* [Tasks to carry out]:
A. Reproduce the portion of the Senate speech on the corporate tax cut between "After the leaking" and "today shows that.", inclusive, keeping every word and punctuation mark unchanged.
B. Extend the Senate speech on the corporate tax cut past its final sentence, writing the next part in the same speaker's voice.
### Excerpt to read ###
Senator CAROL BROWN (Tasmania) (15:15): As I rise to take note of answers, I remind the good senator, Senator Paterson, that this debate is about taking note of an answer provided by a minister, in this case the Minister for Finance. A lot of Senator Paterson's contribution today was about attacking the Labor Party. I can see why he may have wanted to use up his time in the debate to do that, because I'm sure he would have been embarrassed by the answer that was given by the finance minister today to the question that was asked of him. It was an interesting answer that he gave today. He continued to persist with this belief that the government's $65 billion gift to big business will create jobs and lead to higher wages, despite all the evidence to the contrary. I simply can't understand how the members of the government continue with such complete certainty, when so much research and commentary and now even the Business Council's very own words—or, should I say, lack of words—contradict them.

The government tried to say that they are sure that their cash handout to big business will create jobs and result in higher wages, but do you know who isn't so sure? Big business. Surely, if you're going to go ahead and give away $65 billion of taxpayers' money, you'd want to make sure you get something in return. But, no, the government are pushing ahead anyway. They're determined to see this handout happen, no matter what the result. They're certain that $65 billion to big business will be good for the economy. But, if so, why wasn't the Business Council willing to make that commitment to the government? Why is it that the leaked letter that Senator Wong tabled here today—about which they shut down debate in the House of Representatives only hours ago—clearly shows us a before and an after? It shows a 'before letter', with a proposed commitment to create jobs, invest in Australia and pay tax, and an 'after letter', with none of those commitments included. It simply beggars belief that the government refuse to understand this.

After the leaking of a letter as plain as this, the finance minister should have been in front of the media, hat in hand, apologising to the Australian people and asking them to forget the whole thing and act like he'd never even tried to give away the public's money. Yet, somehow, the government continue to remain determined to legislate this corporate tax cut. Somehow, they're determined to push on. The government have been unable to get the numbers in the Senate today because this is bad policy. The leaked BCA letter today shows that.
### Records supplied ###
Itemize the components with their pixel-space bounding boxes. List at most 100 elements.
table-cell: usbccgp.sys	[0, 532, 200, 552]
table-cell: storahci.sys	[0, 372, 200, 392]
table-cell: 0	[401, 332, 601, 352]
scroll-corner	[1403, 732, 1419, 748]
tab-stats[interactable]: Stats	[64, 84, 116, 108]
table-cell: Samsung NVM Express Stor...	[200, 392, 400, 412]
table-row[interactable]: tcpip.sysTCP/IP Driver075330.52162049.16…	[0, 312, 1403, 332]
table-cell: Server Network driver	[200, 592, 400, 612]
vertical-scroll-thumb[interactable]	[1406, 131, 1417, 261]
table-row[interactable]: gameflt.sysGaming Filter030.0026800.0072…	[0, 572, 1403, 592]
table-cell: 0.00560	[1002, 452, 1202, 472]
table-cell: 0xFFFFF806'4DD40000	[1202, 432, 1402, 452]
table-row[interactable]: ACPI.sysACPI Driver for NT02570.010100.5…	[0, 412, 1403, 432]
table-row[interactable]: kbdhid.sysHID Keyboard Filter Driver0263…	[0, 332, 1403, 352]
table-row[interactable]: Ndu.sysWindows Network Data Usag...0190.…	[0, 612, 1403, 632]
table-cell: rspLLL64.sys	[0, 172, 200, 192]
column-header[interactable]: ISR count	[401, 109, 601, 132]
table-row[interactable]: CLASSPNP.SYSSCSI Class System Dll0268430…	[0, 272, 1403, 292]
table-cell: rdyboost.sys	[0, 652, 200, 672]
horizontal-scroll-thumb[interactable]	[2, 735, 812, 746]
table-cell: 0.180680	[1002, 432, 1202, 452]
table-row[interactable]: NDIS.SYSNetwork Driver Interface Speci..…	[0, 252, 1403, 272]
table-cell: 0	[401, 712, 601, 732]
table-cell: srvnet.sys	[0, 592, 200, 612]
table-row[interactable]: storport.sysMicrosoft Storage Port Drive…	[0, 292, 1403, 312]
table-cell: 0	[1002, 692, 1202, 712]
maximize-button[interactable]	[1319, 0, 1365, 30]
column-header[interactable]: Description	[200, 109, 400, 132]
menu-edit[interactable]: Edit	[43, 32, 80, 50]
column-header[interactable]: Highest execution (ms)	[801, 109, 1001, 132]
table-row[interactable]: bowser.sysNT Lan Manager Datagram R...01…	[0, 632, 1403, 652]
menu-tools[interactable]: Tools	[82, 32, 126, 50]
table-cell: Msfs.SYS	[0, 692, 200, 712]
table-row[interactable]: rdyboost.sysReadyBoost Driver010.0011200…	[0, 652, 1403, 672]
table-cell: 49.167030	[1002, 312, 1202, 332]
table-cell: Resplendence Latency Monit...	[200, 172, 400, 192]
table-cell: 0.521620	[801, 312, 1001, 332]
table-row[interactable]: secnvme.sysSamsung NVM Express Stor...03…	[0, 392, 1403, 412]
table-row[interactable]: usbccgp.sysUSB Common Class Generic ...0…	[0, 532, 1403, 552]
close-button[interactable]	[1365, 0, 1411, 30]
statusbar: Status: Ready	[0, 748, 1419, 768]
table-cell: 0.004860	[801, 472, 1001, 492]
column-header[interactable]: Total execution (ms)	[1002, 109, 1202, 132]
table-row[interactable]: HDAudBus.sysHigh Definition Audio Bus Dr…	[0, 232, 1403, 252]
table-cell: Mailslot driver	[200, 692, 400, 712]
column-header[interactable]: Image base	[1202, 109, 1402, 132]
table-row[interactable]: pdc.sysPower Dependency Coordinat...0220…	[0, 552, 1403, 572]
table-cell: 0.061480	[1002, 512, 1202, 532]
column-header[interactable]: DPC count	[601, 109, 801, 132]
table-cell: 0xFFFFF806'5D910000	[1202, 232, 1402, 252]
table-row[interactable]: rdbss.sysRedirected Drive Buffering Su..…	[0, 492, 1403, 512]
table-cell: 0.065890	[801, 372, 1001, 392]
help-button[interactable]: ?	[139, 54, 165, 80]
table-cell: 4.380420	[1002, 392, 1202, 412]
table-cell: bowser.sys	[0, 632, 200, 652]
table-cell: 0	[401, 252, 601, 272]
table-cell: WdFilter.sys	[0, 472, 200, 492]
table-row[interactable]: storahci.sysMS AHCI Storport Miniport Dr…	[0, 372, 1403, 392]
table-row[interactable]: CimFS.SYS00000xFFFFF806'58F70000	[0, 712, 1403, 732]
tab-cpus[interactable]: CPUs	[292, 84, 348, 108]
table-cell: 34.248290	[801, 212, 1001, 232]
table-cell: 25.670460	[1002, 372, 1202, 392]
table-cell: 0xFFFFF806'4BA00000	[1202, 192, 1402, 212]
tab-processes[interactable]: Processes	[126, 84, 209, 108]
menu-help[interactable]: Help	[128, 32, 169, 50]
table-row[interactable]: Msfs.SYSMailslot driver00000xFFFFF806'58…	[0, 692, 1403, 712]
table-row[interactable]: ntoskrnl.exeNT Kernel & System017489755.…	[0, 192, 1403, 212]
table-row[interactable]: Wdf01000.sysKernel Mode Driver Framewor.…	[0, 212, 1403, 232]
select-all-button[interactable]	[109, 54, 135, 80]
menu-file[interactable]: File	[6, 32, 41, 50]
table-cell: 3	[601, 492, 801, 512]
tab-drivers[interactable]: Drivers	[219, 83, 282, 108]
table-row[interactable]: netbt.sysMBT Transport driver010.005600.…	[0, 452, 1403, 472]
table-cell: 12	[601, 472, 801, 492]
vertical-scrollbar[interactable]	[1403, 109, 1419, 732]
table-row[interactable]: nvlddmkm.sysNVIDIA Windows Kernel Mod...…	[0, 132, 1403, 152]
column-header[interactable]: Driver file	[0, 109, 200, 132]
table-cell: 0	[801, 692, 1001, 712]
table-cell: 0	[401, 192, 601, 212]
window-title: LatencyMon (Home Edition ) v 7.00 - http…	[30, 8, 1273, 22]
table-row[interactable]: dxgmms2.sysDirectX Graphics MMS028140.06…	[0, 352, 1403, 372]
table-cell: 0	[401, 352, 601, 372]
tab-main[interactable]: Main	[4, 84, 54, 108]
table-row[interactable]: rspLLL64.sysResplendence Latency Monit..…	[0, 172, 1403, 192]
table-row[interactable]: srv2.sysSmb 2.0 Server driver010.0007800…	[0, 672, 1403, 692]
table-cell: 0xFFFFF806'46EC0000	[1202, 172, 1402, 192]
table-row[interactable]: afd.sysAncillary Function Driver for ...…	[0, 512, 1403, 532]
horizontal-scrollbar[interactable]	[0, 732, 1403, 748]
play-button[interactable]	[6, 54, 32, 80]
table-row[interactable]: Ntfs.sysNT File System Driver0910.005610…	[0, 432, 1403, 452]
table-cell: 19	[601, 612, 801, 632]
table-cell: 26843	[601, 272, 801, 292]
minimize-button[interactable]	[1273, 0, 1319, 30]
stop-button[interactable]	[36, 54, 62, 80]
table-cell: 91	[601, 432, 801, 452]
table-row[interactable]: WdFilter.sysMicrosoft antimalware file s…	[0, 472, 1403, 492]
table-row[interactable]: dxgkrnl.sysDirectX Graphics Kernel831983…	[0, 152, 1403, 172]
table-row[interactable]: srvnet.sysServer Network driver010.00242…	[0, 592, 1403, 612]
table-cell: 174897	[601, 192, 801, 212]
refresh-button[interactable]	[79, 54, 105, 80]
###
* [Task-by-task results]:
A.
After the leaking of a letter as plain as this, the finance minister should have been in front of the media, hat in hand, apologising to the Australian people and asking them to forget the whole thing and act like he'd never even tried to give away the public's money. Yet, somehow, the government continue to remain determined to legislate this corporate tax cut. Somehow, they're determined to push on. The government have been unable to get the numbers in the Senate today because this is bad policy. The leaked BCA letter today shows that.

B.
As Fairfax media reported today, BCA members have apparently been negotiating on the terms of this letter for months, and good on them; they've got a right to be involved in public affairs. But, surely, during that time, a little bit of this government's certainty would have rubbed off on them.

Surely, if it's as plain as day that a tax cut is going to deliver more jobs, wages and taxes, this is exactly the kind of thing the BCA would've been able to get its members to sign on to. The government may be sure that a $65 billion gift to big business is going to lead to jobs, but apparently the BCA aren't. You'd think that, at a time when the OECD and the IMF are warning about the dangers of inequality to the economy, the government would be doing everything that it could do to see a pay rise for everyday Australians. But, only today, we've seen representatives of underpaid, early childhood educators here at Parliament House demanding better conditions. These educators are paid just $21 an hour, despite looking after Australia's future. How is it that this government could possibly be focused on gifting away cash to big business and they couldn't even meet with these workers today? I wish Senator Martin were here today to see this debate that is happening. (Time expired)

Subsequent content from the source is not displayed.